*Problem to solve*.
Work out how many lines in the listing below include the word "Tawaran". Give nothing but the number.

::::

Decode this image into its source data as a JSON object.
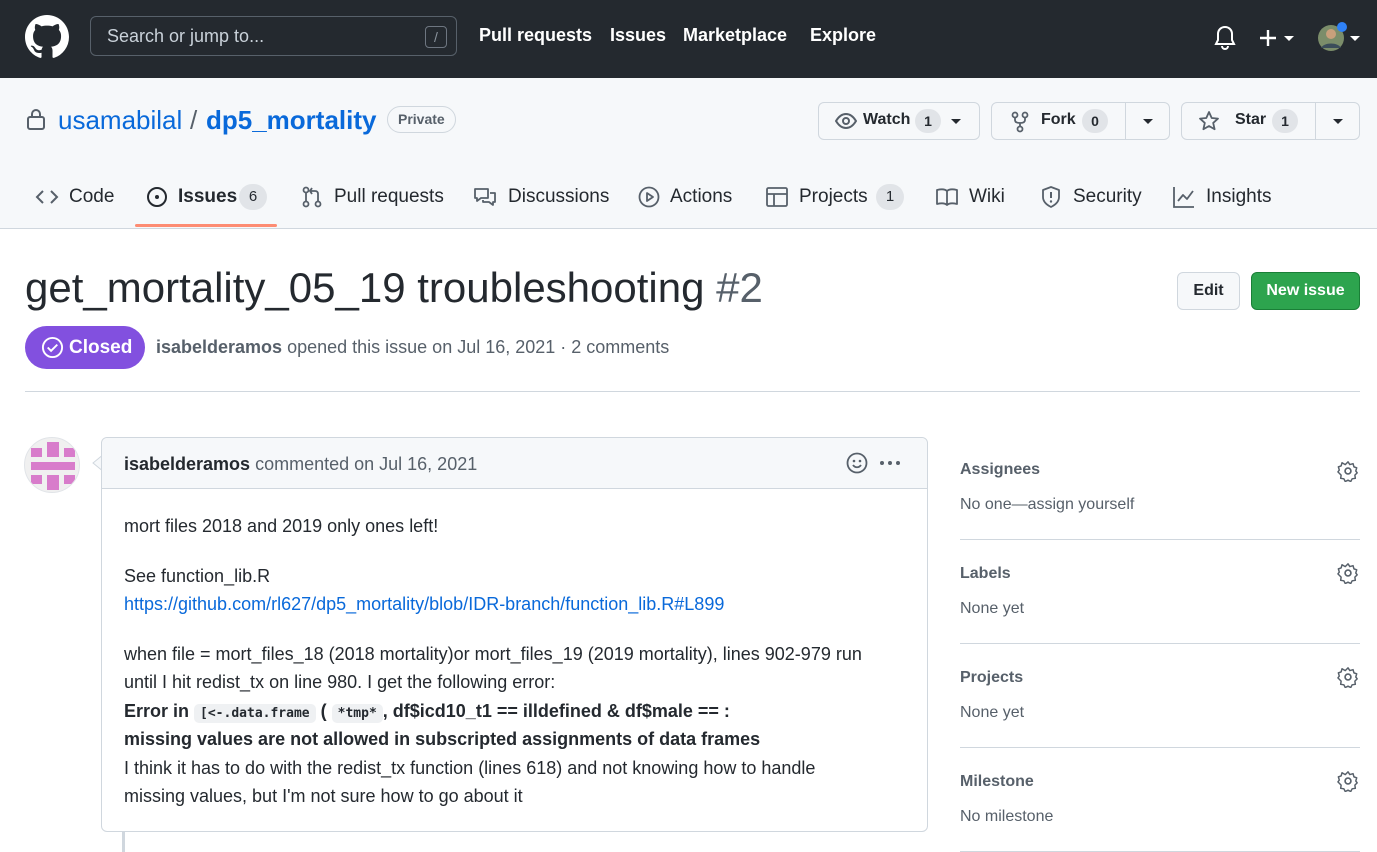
{
  "header": {
    "search_placeholder": "Search or jump to...",
    "search_shortcut": "/",
    "nav": [
      "Pull requests",
      "Issues",
      "Marketplace",
      "Explore"
    ]
  },
  "repo": {
    "owner": "usamabilal",
    "separator": "/",
    "name": "dp5_mortality",
    "visibility": "Private",
    "watch": {
      "label": "Watch",
      "count": "1"
    },
    "fork": {
      "label": "Fork",
      "count": "0"
    },
    "star": {
      "label": "Star",
      "count": "1"
    }
  },
  "tabs": [
    {
      "label": "Code"
    },
    {
      "label": "Issues",
      "count": "6"
    },
    {
      "label": "Pull requests"
    },
    {
      "label": "Discussions"
    },
    {
      "label": "Actions"
    },
    {
      "label": "Projects",
      "count": "1"
    },
    {
      "label": "Wiki"
    },
    {
      "label": "Security"
    },
    {
      "label": "Insights"
    }
  ],
  "issue": {
    "title": "get_mortality_05_19 troubleshooting",
    "number": "#2",
    "state": "Closed",
    "author": "isabelderamos",
    "meta_text": "opened this issue on Jul 16, 2021 · 2 comments",
    "edit_label": "Edit",
    "new_issue_label": "New issue"
  },
  "comment": {
    "author": "isabelderamos",
    "meta": "commented on Jul 16, 2021",
    "line1": "mort files 2018 and 2019 only ones left!",
    "line2": "See function_lib.R",
    "link": "https://github.com/rl627/dp5_mortality/blob/IDR-branch/function_lib.R#L899",
    "line3": "when file = mort_files_18 (2018 mortality)or mort_files_19 (2019 mortality), lines 902-979 run",
    "line4": "until I hit redist_tx on line 980. I get the following error:",
    "err_a": "Error in",
    "err_code1": "[<-.data.frame",
    "err_b": "(",
    "err_code2": "*tmp*",
    "err_c": ", df$icd10_t1 == illdefined & df$male == :",
    "line6": "missing values are not allowed in subscripted assignments of data frames",
    "line7": "I think it has to do with the redist_tx function (lines 618) and not knowing how to handle",
    "line8": "missing values, but I'm not sure how to go about it"
  },
  "sidebar": [
    {
      "title": "Assignees",
      "value": "No one—assign yourself"
    },
    {
      "title": "Labels",
      "value": "None yet"
    },
    {
      "title": "Projects",
      "value": "None yet"
    },
    {
      "title": "Milestone",
      "value": "No milestone"
    }
  ],
  "colors": {
    "header_bg": "#24292f",
    "link": "#0969da",
    "closed_badge": "#8250df",
    "new_issue": "#2da44e",
    "tab_underline": "#fd8c73"
  }
}
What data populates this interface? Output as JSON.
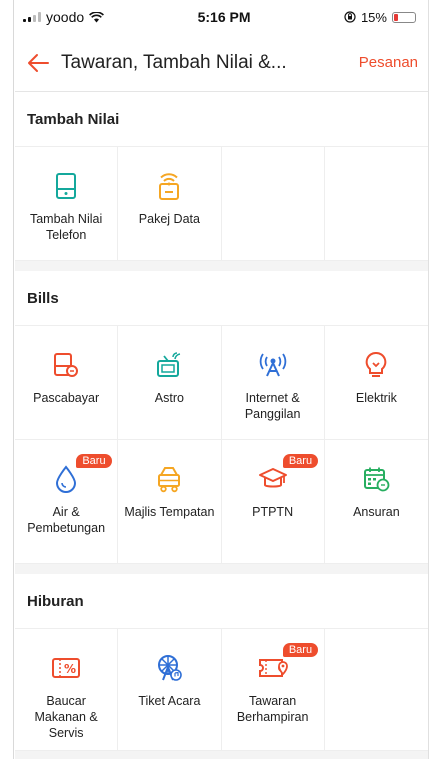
{
  "status": {
    "carrier": "yoodo",
    "time": "5:16 PM",
    "battery": "15%"
  },
  "header": {
    "title": "Tawaran, Tambah Nilai &...",
    "action": "Pesanan"
  },
  "sections": [
    {
      "title": "Tambah Nilai",
      "items": [
        {
          "label": "Tambah Nilai Telefon",
          "icon": "phone-icon"
        },
        {
          "label": "Pakej Data",
          "icon": "data-signal-icon"
        },
        {
          "label": "",
          "icon": ""
        },
        {
          "label": "",
          "icon": ""
        }
      ]
    },
    {
      "title": "Bills",
      "items": [
        {
          "label": "Pascabayar",
          "icon": "postpaid-icon"
        },
        {
          "label": "Astro",
          "icon": "tv-icon"
        },
        {
          "label": "Internet & Panggilan",
          "icon": "antenna-icon"
        },
        {
          "label": "Elektrik",
          "icon": "lightbulb-icon"
        },
        {
          "label": "Air & Pembetungan",
          "icon": "water-drop-icon",
          "badge": "Baru"
        },
        {
          "label": "Majlis Tempatan",
          "icon": "council-cart-icon"
        },
        {
          "label": "PTPTN",
          "icon": "graduation-cap-icon",
          "badge": "Baru"
        },
        {
          "label": "Ansuran",
          "icon": "calendar-icon"
        }
      ]
    },
    {
      "title": "Hiburan",
      "items": [
        {
          "label": "Baucar Makanan & Servis",
          "icon": "voucher-icon"
        },
        {
          "label": "Tiket Acara",
          "icon": "ferris-wheel-icon"
        },
        {
          "label": "Tawaran Berhampiran",
          "icon": "nearby-ticket-icon",
          "badge": "Baru"
        },
        {
          "label": "",
          "icon": ""
        }
      ]
    }
  ],
  "colors": {
    "accent": "#ee4d2d",
    "teal": "#14a89c",
    "orange": "#f5a623",
    "blue": "#2f6fd6",
    "green": "#27ae60"
  }
}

::::

*Correct result*.
2